>> Start Extracted entries
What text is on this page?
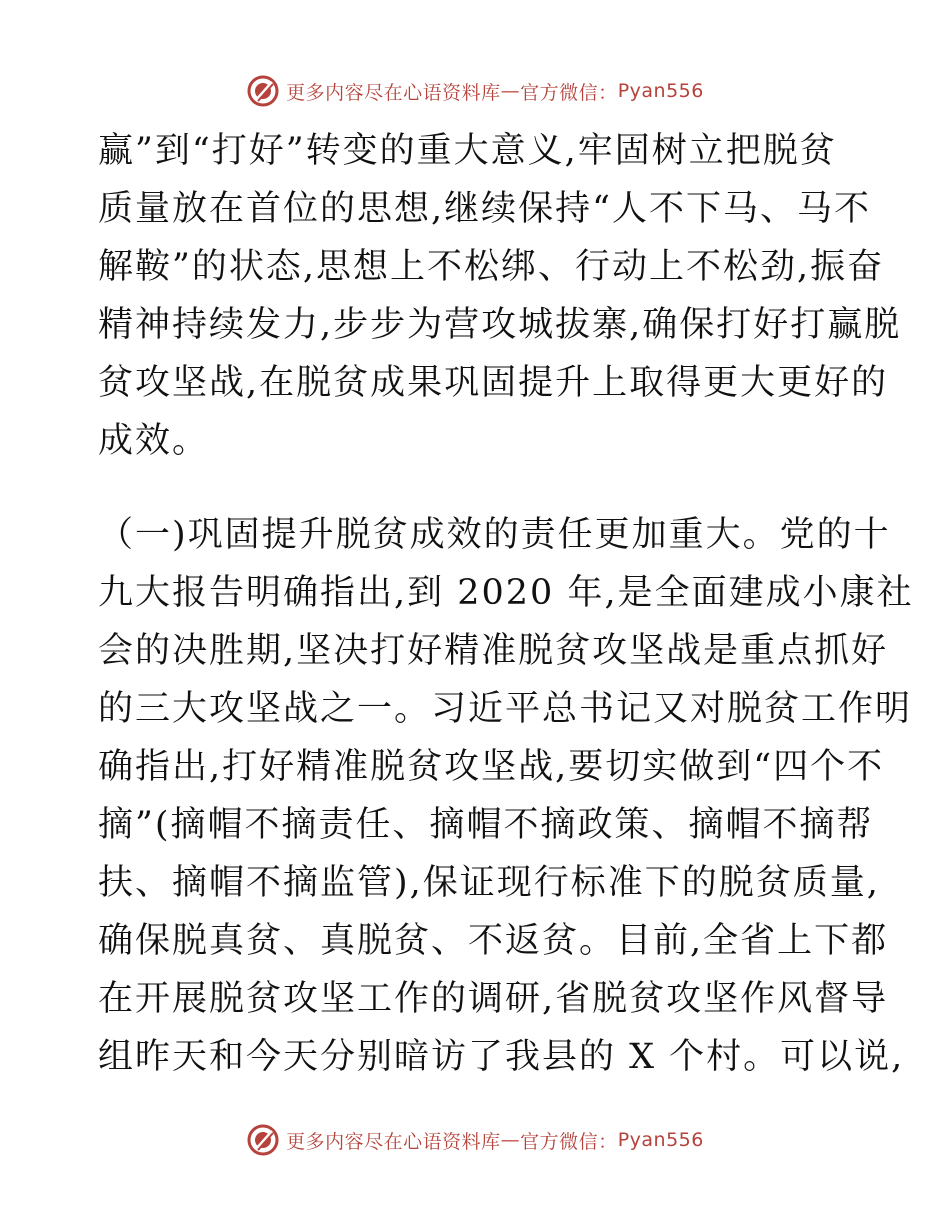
更多内容尽在心语资料库 — 官方微信： Pyan556
赢”到“打好”转变的重大意义,牢固树立把脱贫
质量放在首位的思想,继续保持“人不下马、马不
解鞍”的状态,思想上不松绑、行动上不松劲,振奋
精神持续发力,步步为营攻城拔寨,确保打好打赢脱
贫攻坚战,在脱贫成果巩固提升上取得更大更好的
成效。
（一)巩固提升脱贫成效的责任更加重大。党的十
九大报告明确指出,到 2020 年,是全面建成小康社
会的决胜期,坚决打好精准脱贫攻坚战是重点抓好
的三大攻坚战之一。习近平总书记又对脱贫工作明
确指出,打好精准脱贫攻坚战,要切实做到“四个不
摘”(摘帽不摘责任、摘帽不摘政策、摘帽不摘帮
扶、摘帽不摘监管),保证现行标准下的脱贫质量,
确保脱真贫、真脱贫、不返贫。目前,全省上下都
在开展脱贫攻坚工作的调研,省脱贫攻坚作风督导
组昨天和今天分别暗访了我县的 X 个村。可以说,
更多内容尽在心语资料库 — 官方微信： Pyan556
>> End Extracted entries
> [Task requirements]:
Your task is to retype all the entries exactly and leave out any pictures.

> [Response to the exercise]:
What text is on this page?
更多内容尽在心语资料库 — 官方微信： Pyan556
赢”到“打好”转变的重大意义,牢固树立把脱贫
质量放在首位的思想,继续保持“人不下马、马不
解鞍”的状态,思想上不松绑、行动上不松劲,振奋
精神持续发力,步步为营攻城拔寨,确保打好打赢脱
贫攻坚战,在脱贫成果巩固提升上取得更大更好的
成效。
（一)巩固提升脱贫成效的责任更加重大。党的十
九大报告明确指出,到 2020 年,是全面建成小康社
会的决胜期,坚决打好精准脱贫攻坚战是重点抓好
的三大攻坚战之一。习近平总书记又对脱贫工作明
确指出,打好精准脱贫攻坚战,要切实做到“四个不
摘”(摘帽不摘责任、摘帽不摘政策、摘帽不摘帮
扶、摘帽不摘监管),保证现行标准下的脱贫质量,
确保脱真贫、真脱贫、不返贫。目前,全省上下都
在开展脱贫攻坚工作的调研,省脱贫攻坚作风督导
组昨天和今天分别暗访了我县的 X 个村。可以说,
更多内容尽在心语资料库 — 官方微信： Pyan556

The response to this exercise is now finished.